++++ Data extract ++++

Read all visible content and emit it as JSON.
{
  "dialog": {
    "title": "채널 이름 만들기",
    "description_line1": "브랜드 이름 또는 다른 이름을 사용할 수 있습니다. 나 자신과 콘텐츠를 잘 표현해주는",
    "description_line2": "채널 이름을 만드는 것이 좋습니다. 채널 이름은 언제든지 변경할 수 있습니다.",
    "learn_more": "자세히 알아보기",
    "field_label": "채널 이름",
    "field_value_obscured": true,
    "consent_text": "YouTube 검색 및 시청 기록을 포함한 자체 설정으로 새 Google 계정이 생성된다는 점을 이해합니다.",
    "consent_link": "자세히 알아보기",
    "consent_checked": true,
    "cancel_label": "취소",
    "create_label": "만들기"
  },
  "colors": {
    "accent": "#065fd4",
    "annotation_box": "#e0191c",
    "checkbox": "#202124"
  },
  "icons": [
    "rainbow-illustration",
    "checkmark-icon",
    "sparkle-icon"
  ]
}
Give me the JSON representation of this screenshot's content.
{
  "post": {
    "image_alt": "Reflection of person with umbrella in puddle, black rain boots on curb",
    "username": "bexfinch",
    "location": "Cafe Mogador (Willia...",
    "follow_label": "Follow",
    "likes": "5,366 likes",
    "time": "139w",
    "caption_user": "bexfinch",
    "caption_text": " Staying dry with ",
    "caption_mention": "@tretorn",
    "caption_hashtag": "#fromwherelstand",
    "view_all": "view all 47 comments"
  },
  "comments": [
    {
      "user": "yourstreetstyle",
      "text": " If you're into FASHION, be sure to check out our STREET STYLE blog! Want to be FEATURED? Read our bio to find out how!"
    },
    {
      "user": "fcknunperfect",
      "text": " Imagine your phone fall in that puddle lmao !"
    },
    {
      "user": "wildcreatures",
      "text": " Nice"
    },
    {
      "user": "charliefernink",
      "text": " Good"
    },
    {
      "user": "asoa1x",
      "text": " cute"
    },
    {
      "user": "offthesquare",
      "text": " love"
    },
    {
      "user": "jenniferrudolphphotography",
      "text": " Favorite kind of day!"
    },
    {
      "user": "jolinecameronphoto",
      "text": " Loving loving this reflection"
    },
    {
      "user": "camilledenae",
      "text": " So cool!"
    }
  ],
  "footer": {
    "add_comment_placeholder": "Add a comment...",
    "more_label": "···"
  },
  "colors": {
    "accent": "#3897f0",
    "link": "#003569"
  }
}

++++

● Exercise directions:
Exactly as shown above, return every record.

● Exercise output:
Read all visible content and emit it as JSON.
{
  "dialog": {
    "title": "채널 이름 만들기",
    "description_line1": "브랜드 이름 또는 다른 이름을 사용할 수 있습니다. 나 자신과 콘텐츠를 잘 표현해주는",
    "description_line2": "채널 이름을 만드는 것이 좋습니다. 채널 이름은 언제든지 변경할 수 있습니다.",
    "learn_more": "자세히 알아보기",
    "field_label": "채널 이름",
    "field_value_obscured": true,
    "consent_text": "YouTube 검색 및 시청 기록을 포함한 자체 설정으로 새 Google 계정이 생성된다는 점을 이해합니다.",
    "consent_link": "자세히 알아보기",
    "consent_checked": true,
    "cancel_label": "취소",
    "create_label": "만들기"
  },
  "colors": {
    "accent": "#065fd4",
    "annotation_box": "#e0191c",
    "checkbox": "#202124"
  },
  "icons": [
    "rainbow-illustration",
    "checkmark-icon",
    "sparkle-icon"
  ]
}
Give me the JSON representation of this screenshot's content.
{
  "post": {
    "image_alt": "Reflection of person with umbrella in puddle, black rain boots on curb",
    "username": "bexfinch",
    "location": "Cafe Mogador (Willia...",
    "follow_label": "Follow",
    "likes": "5,366 likes",
    "time": "139w",
    "caption_user": "bexfinch",
    "caption_text": " Staying dry with ",
    "caption_mention": "@tretorn",
    "caption_hashtag": "#fromwherelstand",
    "view_all": "view all 47 comments"
  },
  "comments": [
    {
      "user": "yourstreetstyle",
      "text": " If you're into FASHION, be sure to check out our STREET STYLE blog! Want to be FEATURED? Read our bio to find out how!"
    },
    {
      "user": "fcknunperfect",
      "text": " Imagine your phone fall in that puddle lmao !"
    },
    {
      "user": "wildcreatures",
      "text": " Nice"
    },
    {
      "user": "charliefernink",
      "text": " Good"
    },
    {
      "user": "asoa1x",
      "text": " cute"
    },
    {
      "user": "offthesquare",
      "text": " love"
    },
    {
      "user": "jenniferrudolphphotography",
      "text": " Favorite kind of day!"
    },
    {
      "user": "jolinecameronphoto",
      "text": " Loving loving this reflection"
    },
    {
      "user": "camilledenae",
      "text": " So cool!"
    }
  ],
  "footer": {
    "add_comment_placeholder": "Add a comment...",
    "more_label": "···"
  },
  "colors": {
    "accent": "#3897f0",
    "link": "#003569"
  }
}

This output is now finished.